**Exercise:**
Print out the entries below with no edits.
** START OF Material provided **
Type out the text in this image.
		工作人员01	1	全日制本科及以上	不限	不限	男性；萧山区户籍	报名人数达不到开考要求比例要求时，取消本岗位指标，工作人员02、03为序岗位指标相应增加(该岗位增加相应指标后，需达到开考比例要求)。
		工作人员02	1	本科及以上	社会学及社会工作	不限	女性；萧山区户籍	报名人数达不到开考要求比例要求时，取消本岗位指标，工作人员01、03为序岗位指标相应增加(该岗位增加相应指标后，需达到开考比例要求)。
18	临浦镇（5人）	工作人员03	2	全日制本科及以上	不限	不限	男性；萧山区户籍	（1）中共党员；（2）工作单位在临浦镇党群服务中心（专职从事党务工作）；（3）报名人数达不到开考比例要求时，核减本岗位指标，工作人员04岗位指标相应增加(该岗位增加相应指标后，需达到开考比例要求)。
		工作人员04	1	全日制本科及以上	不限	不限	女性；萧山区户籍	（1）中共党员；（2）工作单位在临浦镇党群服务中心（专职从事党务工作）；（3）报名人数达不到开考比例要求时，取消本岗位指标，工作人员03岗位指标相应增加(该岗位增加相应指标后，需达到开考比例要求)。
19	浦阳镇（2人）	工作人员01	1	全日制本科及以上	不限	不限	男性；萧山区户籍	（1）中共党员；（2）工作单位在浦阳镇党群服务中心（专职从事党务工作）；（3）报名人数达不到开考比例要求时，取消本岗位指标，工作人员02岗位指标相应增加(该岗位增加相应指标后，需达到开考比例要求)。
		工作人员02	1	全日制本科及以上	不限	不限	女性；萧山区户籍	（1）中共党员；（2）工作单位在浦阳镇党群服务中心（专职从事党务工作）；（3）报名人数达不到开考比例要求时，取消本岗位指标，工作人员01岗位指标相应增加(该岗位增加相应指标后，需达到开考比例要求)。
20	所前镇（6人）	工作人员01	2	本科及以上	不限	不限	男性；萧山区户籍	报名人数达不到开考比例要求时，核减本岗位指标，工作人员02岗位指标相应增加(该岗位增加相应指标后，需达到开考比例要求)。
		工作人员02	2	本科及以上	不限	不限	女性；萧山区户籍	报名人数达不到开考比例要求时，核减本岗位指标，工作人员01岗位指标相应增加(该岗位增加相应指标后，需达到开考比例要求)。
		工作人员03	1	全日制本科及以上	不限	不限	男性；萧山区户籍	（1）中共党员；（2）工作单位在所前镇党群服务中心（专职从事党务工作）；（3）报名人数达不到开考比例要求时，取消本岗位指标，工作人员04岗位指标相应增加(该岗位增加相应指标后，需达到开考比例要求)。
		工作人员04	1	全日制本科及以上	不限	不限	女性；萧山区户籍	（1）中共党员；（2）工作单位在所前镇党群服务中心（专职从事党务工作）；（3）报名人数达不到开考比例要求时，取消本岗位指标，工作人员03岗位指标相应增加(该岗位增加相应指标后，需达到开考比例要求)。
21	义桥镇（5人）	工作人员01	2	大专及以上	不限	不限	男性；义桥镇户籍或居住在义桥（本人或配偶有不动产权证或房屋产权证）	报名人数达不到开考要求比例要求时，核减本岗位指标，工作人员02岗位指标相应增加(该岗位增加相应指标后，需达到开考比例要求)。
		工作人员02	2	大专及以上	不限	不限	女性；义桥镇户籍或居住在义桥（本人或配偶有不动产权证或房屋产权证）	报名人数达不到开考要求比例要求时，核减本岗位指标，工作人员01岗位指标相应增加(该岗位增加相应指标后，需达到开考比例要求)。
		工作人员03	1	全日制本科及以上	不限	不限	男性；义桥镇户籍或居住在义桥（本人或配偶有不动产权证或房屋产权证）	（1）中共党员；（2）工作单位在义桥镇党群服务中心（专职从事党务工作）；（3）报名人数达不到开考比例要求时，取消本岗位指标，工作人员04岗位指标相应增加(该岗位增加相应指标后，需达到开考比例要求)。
** END OF Material provided **
**Answer for this exercise:**
Type out the text in this image.
		工作人员01	1	全日制本科及以上	不限	不限	男性；萧山区户籍	报名人数达不到开考要求比例要求时，取消本岗位指标，工作人员02、03为序岗位指标相应增加(该岗位增加相应指标后，需达到开考比例要求)。
		工作人员02	1	本科及以上	社会学及社会工作	不限	女性；萧山区户籍	报名人数达不到开考要求比例要求时，取消本岗位指标，工作人员01、03为序岗位指标相应增加(该岗位增加相应指标后，需达到开考比例要求)。
18	临浦镇（5人）	工作人员03	2	全日制本科及以上	不限	不限	男性；萧山区户籍	（1）中共党员；（2）工作单位在临浦镇党群服务中心（专职从事党务工作）；（3）报名人数达不到开考比例要求时，核减本岗位指标，工作人员04岗位指标相应增加(该岗位增加相应指标后，需达到开考比例要求)。
		工作人员04	1	全日制本科及以上	不限	不限	女性；萧山区户籍	（1）中共党员；（2）工作单位在临浦镇党群服务中心（专职从事党务工作）；（3）报名人数达不到开考比例要求时，取消本岗位指标，工作人员03岗位指标相应增加(该岗位增加相应指标后，需达到开考比例要求)。
19	浦阳镇（2人）	工作人员01	1	全日制本科及以上	不限	不限	男性；萧山区户籍	（1）中共党员；（2）工作单位在浦阳镇党群服务中心（专职从事党务工作）；（3）报名人数达不到开考比例要求时，取消本岗位指标，工作人员02岗位指标相应增加(该岗位增加相应指标后，需达到开考比例要求)。
		工作人员02	1	全日制本科及以上	不限	不限	女性；萧山区户籍	（1）中共党员；（2）工作单位在浦阳镇党群服务中心（专职从事党务工作）；（3）报名人数达不到开考比例要求时，取消本岗位指标，工作人员01岗位指标相应增加(该岗位增加相应指标后，需达到开考比例要求)。
20	所前镇（6人）	工作人员01	2	本科及以上	不限	不限	男性；萧山区户籍	报名人数达不到开考比例要求时，核减本岗位指标，工作人员02岗位指标相应增加(该岗位增加相应指标后，需达到开考比例要求)。
		工作人员02	2	本科及以上	不限	不限	女性；萧山区户籍	报名人数达不到开考比例要求时，核减本岗位指标，工作人员01岗位指标相应增加(该岗位增加相应指标后，需达到开考比例要求)。
		工作人员03	1	全日制本科及以上	不限	不限	男性；萧山区户籍	（1）中共党员；（2）工作单位在所前镇党群服务中心（专职从事党务工作）；（3）报名人数达不到开考比例要求时，取消本岗位指标，工作人员04岗位指标相应增加(该岗位增加相应指标后，需达到开考比例要求)。
		工作人员04	1	全日制本科及以上	不限	不限	女性；萧山区户籍	（1）中共党员；（2）工作单位在所前镇党群服务中心（专职从事党务工作）；（3）报名人数达不到开考比例要求时，取消本岗位指标，工作人员03岗位指标相应增加(该岗位增加相应指标后，需达到开考比例要求)。
21	义桥镇（5人）	工作人员01	2	大专及以上	不限	不限	男性；义桥镇户籍或居住在义桥（本人或配偶有不动产权证或房屋产权证）	报名人数达不到开考要求比例要求时，核减本岗位指标，工作人员02岗位指标相应增加(该岗位增加相应指标后，需达到开考比例要求)。
		工作人员02	2	大专及以上	不限	不限	女性；义桥镇户籍或居住在义桥（本人或配偶有不动产权证或房屋产权证）	报名人数达不到开考要求比例要求时，核减本岗位指标，工作人员01岗位指标相应增加(该岗位增加相应指标后，需达到开考比例要求)。
		工作人员03	1	全日制本科及以上	不限	不限	男性；义桥镇户籍或居住在义桥（本人或配偶有不动产权证或房屋产权证）	（1）中共党员；（2）工作单位在义桥镇党群服务中心（专职从事党务工作）；（3）报名人数达不到开考比例要求时，取消本岗位指标，工作人员04岗位指标相应增加(该岗位增加相应指标后，需达到开考比例要求)。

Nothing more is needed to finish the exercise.